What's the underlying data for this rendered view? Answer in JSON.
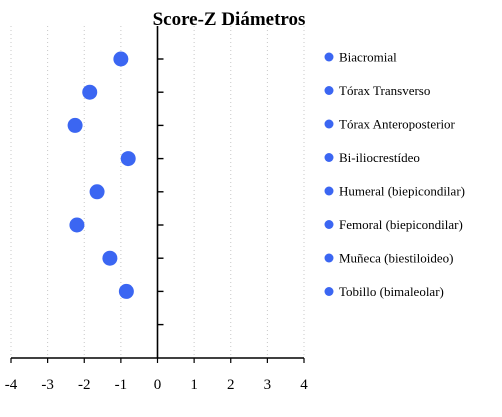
{
  "chart_data": {
    "type": "scatter",
    "title": "Score-Z Diámetros",
    "xlabel": "",
    "ylabel": "",
    "xlim": [
      -4,
      4
    ],
    "xticks": [
      -4,
      -3,
      -2,
      -1,
      0,
      1,
      2,
      3,
      4
    ],
    "grid": "vertical dotted",
    "legend_position": "right",
    "marker_color": "#3b66f2",
    "series": [
      {
        "name": "Biacromial",
        "x": -1.0
      },
      {
        "name": "Tórax Transverso",
        "x": -1.85
      },
      {
        "name": "Tórax Anteroposterior",
        "x": -2.25
      },
      {
        "name": "Bi-iliocrestídeo",
        "x": -0.8
      },
      {
        "name": "Humeral (biepicondilar)",
        "x": -1.65
      },
      {
        "name": "Femoral (biepicondilar)",
        "x": -2.2
      },
      {
        "name": "Muñeca (biestiloideo)",
        "x": -1.3
      },
      {
        "name": "Tobillo (bimaleolar)",
        "x": -0.85
      }
    ]
  }
}
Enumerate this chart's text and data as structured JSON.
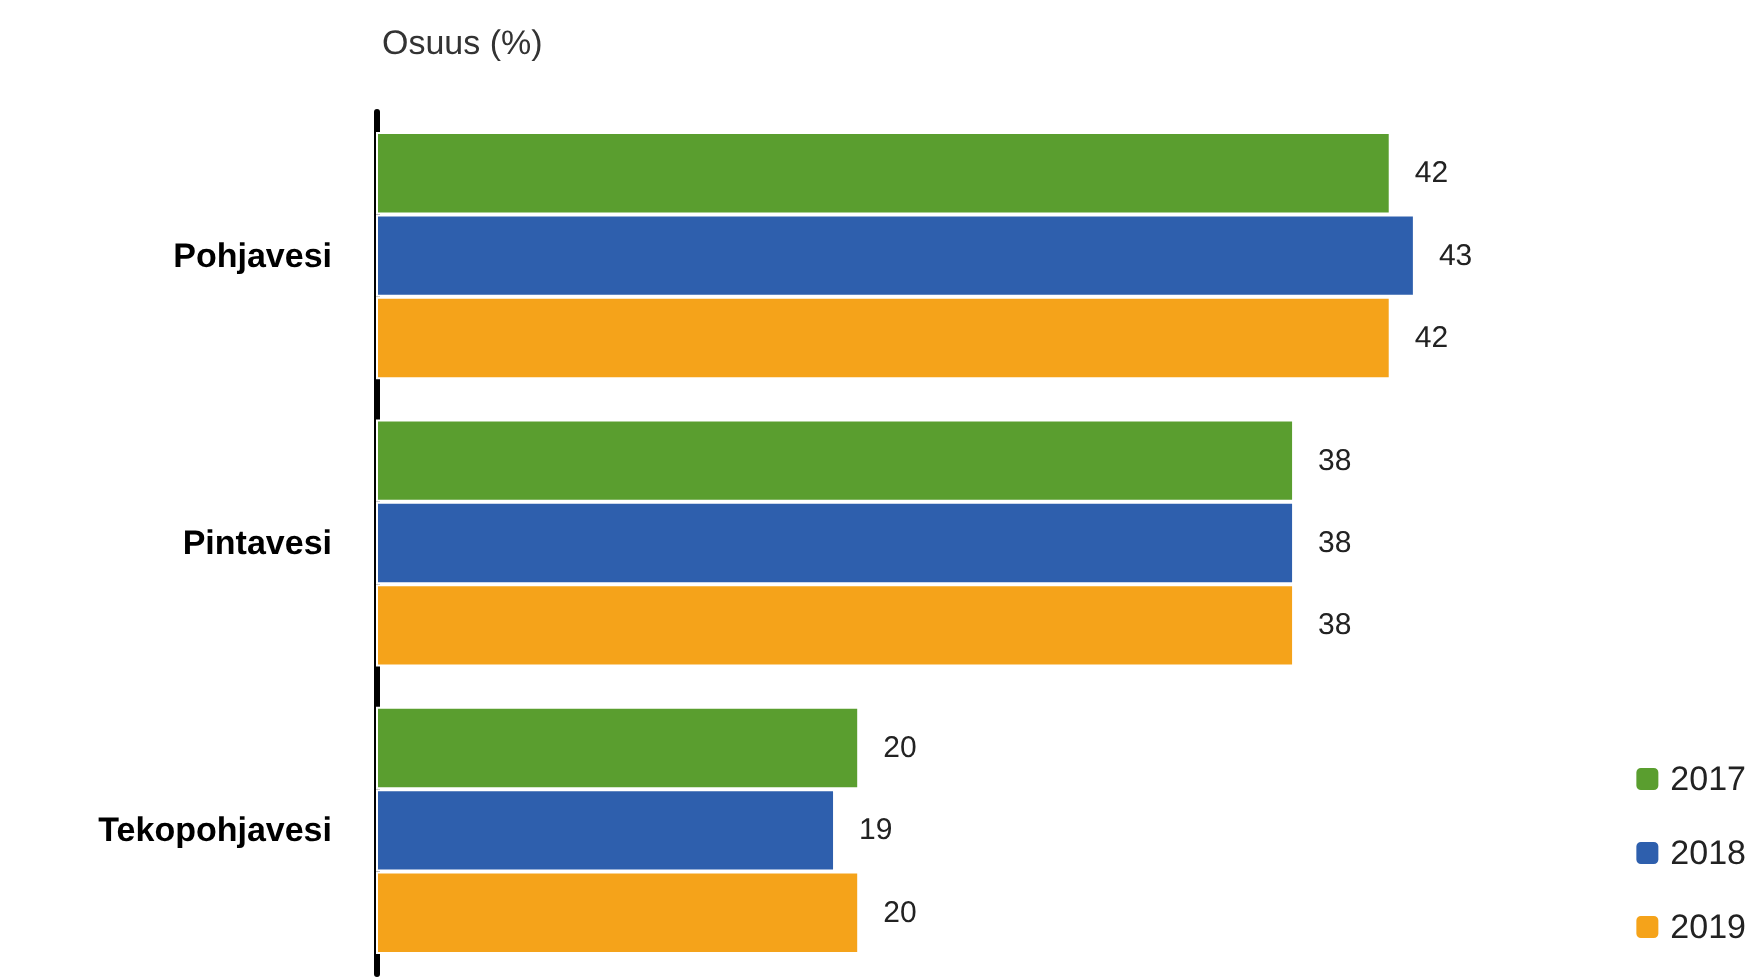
{
  "chart_data": {
    "type": "bar",
    "orientation": "horizontal",
    "title": "Osuus (%)",
    "categories": [
      "Pohjavesi",
      "Pintavesi",
      "Tekopohjavesi"
    ],
    "series": [
      {
        "name": "2017",
        "color": "#5a9e2f",
        "values": [
          42,
          38,
          20
        ]
      },
      {
        "name": "2018",
        "color": "#2e5fad",
        "values": [
          43,
          38,
          19
        ]
      },
      {
        "name": "2019",
        "color": "#f5a31a",
        "values": [
          42,
          38,
          20
        ]
      }
    ],
    "data_labels": true,
    "legend": "bottom right",
    "grid": false,
    "tick_labels": "y"
  }
}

☆ ☆ ☆

▶ Directive
Pick out the lines that contain "title" and copy them.

▶ Response to this task
    "title": "Score-Z Diámetros",
    "title": "Osuus (%)",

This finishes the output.